Entries with figure data:
----
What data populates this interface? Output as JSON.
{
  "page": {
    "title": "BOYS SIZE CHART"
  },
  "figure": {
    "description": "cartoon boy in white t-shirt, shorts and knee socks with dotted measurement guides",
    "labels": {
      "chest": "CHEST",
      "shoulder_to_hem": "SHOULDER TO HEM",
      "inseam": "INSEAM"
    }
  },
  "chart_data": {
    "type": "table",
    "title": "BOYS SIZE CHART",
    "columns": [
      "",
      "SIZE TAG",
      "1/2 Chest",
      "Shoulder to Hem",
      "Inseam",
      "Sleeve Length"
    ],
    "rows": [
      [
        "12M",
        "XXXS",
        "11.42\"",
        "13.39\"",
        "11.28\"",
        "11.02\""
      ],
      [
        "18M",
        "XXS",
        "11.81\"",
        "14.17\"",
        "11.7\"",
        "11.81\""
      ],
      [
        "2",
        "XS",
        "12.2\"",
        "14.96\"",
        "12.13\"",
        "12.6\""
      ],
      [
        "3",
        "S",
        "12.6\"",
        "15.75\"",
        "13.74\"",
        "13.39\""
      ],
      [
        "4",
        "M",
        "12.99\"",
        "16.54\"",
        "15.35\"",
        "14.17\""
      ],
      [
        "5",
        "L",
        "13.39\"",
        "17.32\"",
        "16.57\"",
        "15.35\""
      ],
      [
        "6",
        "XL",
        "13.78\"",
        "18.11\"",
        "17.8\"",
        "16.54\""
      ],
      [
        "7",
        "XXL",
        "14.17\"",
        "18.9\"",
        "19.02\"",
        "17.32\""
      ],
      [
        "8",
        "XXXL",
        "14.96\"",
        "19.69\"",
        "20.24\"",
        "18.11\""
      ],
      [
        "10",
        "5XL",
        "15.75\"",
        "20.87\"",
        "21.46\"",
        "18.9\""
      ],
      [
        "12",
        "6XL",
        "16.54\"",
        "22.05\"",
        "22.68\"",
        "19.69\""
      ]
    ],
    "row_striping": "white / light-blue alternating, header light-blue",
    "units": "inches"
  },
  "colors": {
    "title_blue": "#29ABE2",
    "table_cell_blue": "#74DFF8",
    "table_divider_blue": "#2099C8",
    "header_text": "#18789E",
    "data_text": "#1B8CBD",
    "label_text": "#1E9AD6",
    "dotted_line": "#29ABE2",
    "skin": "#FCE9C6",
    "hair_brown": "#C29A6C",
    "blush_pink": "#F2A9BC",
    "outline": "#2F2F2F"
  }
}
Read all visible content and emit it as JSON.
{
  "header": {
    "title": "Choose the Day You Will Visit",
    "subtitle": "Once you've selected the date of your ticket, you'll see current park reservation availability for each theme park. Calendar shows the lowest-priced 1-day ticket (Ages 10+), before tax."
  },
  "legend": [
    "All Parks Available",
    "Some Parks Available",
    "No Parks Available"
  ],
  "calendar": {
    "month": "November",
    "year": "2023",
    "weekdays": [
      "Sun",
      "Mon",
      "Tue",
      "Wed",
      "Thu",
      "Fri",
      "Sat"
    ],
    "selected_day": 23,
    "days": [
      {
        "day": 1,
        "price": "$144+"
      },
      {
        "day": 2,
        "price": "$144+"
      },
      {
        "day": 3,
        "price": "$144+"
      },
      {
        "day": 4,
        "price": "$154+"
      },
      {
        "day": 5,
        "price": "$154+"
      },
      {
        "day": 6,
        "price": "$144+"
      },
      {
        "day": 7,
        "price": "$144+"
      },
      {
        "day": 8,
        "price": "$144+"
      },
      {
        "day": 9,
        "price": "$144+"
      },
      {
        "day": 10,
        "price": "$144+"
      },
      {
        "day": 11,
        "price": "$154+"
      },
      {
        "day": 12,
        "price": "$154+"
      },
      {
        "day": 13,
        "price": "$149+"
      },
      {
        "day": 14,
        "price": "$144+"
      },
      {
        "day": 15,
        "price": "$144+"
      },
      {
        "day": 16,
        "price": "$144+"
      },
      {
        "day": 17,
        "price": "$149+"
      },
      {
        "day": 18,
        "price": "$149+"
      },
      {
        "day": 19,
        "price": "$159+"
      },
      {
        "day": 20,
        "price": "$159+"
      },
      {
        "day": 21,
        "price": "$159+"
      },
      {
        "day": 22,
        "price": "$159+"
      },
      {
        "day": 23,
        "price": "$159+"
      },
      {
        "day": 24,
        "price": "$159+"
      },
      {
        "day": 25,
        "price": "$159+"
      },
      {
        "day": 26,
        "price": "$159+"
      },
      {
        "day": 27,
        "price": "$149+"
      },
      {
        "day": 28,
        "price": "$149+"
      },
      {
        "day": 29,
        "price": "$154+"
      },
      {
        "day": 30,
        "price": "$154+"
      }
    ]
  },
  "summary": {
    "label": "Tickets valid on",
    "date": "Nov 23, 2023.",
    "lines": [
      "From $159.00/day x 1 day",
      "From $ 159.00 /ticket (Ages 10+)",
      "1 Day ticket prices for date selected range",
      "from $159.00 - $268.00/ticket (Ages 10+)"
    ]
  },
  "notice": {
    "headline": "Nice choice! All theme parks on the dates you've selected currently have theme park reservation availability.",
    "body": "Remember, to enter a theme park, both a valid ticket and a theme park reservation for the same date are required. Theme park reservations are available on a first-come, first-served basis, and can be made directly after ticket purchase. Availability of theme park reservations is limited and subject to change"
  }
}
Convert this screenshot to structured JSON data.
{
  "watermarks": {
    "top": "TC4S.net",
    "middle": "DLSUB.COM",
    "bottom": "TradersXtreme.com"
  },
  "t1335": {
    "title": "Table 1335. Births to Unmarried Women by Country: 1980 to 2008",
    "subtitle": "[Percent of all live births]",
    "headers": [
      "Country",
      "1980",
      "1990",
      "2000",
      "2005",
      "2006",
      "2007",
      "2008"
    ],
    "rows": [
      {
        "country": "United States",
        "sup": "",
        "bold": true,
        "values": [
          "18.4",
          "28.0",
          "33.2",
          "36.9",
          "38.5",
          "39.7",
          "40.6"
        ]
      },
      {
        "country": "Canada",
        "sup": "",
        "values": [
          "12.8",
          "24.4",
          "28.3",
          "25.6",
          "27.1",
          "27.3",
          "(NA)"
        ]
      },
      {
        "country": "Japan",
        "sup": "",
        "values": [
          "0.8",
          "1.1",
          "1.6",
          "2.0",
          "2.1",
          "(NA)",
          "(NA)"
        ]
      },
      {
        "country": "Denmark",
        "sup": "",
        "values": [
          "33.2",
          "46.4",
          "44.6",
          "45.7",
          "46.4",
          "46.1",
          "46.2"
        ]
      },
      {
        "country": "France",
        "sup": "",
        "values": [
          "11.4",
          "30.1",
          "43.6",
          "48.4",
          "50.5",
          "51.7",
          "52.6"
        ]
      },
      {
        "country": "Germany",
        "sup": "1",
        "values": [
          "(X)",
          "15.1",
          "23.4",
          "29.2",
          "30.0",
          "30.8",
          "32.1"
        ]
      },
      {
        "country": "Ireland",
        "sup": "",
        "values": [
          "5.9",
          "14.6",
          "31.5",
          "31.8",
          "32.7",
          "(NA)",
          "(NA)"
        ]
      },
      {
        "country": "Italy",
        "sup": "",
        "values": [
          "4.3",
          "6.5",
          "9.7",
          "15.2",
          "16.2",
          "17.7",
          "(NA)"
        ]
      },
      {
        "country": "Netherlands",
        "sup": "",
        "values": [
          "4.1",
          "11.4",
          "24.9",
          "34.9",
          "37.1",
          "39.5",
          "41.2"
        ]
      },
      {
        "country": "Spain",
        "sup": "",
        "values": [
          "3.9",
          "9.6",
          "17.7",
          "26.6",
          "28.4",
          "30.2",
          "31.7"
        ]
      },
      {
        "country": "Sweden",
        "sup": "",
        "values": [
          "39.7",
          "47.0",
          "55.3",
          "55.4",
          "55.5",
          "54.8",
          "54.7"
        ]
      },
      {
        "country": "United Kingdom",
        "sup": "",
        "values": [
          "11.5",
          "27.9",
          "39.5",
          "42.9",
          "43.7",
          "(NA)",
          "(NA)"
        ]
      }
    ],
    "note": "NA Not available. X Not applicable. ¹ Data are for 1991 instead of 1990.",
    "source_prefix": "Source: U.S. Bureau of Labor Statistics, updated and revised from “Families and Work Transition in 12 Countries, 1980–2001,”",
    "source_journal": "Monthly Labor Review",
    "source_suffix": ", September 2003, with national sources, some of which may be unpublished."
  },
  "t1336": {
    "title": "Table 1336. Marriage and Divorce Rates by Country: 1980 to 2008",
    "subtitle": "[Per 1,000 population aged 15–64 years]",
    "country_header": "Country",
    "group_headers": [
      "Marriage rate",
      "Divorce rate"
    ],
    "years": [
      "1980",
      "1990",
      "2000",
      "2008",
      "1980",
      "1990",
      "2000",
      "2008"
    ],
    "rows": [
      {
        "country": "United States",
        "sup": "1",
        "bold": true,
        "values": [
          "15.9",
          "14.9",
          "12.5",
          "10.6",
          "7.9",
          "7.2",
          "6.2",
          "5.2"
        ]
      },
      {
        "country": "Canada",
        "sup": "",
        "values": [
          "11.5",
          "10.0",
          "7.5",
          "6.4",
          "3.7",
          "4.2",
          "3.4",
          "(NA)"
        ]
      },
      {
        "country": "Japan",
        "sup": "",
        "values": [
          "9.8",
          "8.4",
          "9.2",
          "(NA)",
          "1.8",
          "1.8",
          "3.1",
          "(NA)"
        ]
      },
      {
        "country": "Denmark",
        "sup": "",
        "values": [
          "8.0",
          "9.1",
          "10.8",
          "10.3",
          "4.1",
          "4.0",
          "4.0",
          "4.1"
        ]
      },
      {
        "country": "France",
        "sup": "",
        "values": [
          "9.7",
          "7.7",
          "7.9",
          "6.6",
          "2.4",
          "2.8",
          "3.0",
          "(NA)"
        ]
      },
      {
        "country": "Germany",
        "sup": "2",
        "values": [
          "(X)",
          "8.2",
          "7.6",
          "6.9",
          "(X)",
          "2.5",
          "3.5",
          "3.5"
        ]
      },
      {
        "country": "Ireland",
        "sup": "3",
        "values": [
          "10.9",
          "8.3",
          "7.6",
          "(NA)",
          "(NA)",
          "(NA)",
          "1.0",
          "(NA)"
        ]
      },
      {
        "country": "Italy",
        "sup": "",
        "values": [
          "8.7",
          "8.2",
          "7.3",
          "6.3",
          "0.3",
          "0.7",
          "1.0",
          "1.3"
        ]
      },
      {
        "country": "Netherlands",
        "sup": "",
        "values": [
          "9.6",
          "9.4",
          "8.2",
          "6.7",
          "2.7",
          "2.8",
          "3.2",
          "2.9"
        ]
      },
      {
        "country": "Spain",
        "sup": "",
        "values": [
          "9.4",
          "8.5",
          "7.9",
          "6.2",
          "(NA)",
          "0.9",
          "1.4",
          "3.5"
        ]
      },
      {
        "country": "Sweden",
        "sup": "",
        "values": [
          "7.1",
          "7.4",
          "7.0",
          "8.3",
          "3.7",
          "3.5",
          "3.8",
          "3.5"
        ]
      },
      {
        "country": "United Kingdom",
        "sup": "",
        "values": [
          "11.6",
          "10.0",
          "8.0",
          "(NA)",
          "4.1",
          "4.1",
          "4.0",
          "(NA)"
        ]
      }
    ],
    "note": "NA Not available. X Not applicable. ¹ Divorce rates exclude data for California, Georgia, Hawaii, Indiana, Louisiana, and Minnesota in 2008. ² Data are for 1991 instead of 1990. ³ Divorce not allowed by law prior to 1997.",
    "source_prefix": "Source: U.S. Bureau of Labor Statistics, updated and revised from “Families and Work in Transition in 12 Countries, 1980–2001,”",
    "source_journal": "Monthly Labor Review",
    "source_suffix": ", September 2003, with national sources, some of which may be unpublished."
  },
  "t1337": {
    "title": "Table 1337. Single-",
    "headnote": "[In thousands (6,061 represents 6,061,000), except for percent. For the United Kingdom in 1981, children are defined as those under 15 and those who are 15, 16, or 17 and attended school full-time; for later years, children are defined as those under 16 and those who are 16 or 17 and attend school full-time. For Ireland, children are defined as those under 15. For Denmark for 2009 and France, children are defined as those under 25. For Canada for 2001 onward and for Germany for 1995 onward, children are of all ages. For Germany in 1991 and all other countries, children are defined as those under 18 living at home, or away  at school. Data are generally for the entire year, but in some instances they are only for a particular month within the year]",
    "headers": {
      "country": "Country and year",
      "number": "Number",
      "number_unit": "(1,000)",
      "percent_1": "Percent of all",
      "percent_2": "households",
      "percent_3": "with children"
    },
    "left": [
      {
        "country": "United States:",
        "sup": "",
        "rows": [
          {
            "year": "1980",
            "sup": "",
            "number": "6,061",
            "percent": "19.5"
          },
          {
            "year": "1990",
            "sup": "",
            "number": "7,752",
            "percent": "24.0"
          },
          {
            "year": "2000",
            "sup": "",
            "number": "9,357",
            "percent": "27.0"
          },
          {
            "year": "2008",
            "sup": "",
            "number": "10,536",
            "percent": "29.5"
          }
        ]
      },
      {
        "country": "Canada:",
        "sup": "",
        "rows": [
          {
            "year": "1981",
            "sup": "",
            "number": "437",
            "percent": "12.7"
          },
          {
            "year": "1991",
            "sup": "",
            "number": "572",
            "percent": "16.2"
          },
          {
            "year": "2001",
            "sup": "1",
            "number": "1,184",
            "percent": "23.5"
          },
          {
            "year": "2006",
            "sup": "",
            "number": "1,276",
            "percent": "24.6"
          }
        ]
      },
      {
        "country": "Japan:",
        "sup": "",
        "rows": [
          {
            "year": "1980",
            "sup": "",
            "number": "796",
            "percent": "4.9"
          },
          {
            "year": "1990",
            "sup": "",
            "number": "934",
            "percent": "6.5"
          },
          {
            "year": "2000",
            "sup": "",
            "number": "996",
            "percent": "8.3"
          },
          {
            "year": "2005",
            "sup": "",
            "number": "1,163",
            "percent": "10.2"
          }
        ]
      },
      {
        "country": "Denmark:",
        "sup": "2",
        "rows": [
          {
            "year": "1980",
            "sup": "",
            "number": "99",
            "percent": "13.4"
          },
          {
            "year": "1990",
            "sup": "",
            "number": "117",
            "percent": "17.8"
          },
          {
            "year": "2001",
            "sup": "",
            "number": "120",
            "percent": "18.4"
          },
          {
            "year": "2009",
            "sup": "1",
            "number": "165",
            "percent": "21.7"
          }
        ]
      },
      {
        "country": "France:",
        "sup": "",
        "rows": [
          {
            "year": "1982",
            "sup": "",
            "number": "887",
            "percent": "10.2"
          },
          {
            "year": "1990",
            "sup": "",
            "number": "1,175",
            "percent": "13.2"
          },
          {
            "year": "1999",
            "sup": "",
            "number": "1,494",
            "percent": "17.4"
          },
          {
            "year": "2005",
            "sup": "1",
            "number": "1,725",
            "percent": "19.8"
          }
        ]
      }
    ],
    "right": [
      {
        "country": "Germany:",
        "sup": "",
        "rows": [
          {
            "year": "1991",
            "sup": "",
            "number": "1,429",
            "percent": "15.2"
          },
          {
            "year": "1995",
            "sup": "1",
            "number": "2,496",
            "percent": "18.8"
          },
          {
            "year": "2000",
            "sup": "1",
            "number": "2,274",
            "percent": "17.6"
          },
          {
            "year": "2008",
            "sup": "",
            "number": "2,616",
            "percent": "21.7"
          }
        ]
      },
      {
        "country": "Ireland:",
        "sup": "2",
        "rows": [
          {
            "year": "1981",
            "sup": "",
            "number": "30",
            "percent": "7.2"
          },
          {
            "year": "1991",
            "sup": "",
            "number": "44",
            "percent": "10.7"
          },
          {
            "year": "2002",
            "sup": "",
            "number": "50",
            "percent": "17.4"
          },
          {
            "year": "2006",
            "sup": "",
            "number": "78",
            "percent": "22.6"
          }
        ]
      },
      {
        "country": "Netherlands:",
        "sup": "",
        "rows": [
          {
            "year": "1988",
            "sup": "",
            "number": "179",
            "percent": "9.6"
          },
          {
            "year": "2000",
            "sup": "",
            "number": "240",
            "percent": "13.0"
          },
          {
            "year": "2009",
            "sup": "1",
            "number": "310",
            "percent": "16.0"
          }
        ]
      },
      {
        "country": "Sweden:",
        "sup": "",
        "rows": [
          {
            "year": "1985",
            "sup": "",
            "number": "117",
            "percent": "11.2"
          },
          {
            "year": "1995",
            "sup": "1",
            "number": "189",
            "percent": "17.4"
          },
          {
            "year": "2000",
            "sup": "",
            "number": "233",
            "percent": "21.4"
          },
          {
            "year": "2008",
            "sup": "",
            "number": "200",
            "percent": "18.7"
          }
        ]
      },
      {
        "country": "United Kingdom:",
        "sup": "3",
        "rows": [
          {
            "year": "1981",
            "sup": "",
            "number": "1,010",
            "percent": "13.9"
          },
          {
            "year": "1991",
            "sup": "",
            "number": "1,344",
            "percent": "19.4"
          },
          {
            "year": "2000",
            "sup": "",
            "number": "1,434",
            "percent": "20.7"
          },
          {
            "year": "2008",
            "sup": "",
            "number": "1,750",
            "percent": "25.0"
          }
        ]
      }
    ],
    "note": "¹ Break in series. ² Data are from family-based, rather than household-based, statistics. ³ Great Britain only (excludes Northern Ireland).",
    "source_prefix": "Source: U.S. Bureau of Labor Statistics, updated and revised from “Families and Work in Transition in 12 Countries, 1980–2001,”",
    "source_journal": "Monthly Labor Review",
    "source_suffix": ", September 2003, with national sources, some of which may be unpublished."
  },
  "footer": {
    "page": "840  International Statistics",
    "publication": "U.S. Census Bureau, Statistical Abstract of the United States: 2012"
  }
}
----
* DESCRIPTION OF THE TASK *
Gather and return every line that holds the string "theme".

* SOLUTION FOR THIS EXERCISE *
    "subtitle": "Once you've selected the date of your ticket, you'll see current park reservation availability for each theme park. Calendar shows the lowest-priced 1-day ticket (Ages 10+), before tax."
    "headline": "Nice choice! All theme parks on the dates you've selected currently have theme park reservation availability.",
    "body": "Remember, to enter a theme park, both a valid ticket and a theme park reservation for the same date are required. Theme park reservations are available on a first-come, first-served basis, and can be made directly after ticket purchase. Availability of theme park reservations is limited and subject to change"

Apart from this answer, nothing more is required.